[[ The input, beginning ]]

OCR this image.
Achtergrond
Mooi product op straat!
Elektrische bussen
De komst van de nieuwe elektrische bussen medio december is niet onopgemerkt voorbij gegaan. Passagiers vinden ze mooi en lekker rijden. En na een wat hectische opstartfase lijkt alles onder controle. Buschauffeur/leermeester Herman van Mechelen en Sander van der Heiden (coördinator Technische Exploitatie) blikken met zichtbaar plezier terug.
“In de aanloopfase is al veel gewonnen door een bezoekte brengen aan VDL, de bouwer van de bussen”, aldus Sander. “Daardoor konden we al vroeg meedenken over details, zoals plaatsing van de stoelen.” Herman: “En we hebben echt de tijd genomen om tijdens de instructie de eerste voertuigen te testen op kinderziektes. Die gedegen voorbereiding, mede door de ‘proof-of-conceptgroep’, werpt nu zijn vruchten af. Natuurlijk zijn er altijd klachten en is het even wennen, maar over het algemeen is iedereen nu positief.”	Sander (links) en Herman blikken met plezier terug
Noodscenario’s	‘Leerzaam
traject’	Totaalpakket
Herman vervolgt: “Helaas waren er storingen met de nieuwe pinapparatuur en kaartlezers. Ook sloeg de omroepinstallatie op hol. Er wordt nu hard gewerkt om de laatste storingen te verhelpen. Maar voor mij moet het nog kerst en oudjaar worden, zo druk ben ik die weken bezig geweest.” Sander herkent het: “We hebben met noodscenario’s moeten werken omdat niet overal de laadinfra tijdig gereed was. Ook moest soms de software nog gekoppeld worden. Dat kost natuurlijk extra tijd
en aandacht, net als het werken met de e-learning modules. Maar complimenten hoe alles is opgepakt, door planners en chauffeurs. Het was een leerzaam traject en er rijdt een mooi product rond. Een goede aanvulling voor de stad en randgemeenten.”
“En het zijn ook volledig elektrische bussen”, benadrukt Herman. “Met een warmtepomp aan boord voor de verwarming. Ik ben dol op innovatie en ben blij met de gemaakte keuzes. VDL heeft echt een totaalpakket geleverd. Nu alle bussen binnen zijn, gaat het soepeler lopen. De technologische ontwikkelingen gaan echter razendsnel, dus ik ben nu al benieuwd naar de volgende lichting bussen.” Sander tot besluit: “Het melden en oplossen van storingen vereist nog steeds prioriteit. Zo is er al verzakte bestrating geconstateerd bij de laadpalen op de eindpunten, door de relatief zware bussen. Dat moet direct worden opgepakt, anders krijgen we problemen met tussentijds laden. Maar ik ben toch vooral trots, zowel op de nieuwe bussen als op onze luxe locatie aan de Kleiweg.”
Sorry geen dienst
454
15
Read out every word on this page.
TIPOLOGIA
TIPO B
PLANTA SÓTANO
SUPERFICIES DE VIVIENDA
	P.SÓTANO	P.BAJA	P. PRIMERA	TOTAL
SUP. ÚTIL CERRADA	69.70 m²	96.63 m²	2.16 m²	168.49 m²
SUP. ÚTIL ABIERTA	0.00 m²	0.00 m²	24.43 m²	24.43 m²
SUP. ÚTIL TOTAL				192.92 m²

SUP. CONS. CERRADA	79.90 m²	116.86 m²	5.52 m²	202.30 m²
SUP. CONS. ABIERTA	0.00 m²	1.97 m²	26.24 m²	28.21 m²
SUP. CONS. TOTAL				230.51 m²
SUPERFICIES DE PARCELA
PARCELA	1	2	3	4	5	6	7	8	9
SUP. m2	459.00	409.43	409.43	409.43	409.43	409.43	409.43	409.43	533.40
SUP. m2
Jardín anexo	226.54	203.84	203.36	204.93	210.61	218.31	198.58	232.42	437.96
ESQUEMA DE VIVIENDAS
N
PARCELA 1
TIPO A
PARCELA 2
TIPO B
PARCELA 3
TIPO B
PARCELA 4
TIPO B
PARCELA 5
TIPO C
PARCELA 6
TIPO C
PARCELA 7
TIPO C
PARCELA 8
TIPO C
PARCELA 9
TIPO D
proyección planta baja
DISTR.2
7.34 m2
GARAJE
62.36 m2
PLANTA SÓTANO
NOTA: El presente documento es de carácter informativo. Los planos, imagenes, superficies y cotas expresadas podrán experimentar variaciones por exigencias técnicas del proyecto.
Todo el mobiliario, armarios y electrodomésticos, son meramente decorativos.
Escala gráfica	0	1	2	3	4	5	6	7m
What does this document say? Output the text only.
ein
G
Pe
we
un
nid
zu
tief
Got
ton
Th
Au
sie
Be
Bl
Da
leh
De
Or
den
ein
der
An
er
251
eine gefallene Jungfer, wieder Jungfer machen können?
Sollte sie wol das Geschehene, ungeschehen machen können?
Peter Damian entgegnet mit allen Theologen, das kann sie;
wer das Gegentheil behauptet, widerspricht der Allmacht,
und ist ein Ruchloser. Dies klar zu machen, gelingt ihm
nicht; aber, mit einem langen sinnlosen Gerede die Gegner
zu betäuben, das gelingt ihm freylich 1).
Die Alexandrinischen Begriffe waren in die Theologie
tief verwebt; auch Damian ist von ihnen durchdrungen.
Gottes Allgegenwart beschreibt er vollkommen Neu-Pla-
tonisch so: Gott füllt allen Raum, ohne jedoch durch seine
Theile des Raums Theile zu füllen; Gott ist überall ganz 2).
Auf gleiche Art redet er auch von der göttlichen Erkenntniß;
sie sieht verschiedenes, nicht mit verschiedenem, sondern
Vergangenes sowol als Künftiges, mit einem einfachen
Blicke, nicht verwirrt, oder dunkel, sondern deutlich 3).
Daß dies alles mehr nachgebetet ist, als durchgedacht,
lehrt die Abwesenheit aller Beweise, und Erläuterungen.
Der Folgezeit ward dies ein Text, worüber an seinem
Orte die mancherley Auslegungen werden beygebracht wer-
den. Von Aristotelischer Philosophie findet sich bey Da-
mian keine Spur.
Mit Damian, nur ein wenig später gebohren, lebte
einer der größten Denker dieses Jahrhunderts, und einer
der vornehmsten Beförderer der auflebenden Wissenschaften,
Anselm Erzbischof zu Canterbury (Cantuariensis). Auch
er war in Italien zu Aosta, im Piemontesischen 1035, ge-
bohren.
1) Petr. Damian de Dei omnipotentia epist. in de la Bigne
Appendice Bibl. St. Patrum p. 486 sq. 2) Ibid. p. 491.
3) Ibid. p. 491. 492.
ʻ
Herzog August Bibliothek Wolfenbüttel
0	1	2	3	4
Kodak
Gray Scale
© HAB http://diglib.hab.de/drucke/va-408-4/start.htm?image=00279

[[ The input, end ]]

__Instructions to follow__: Number of lines above holding "zijn"? Give that number alone.

__Answer__: 2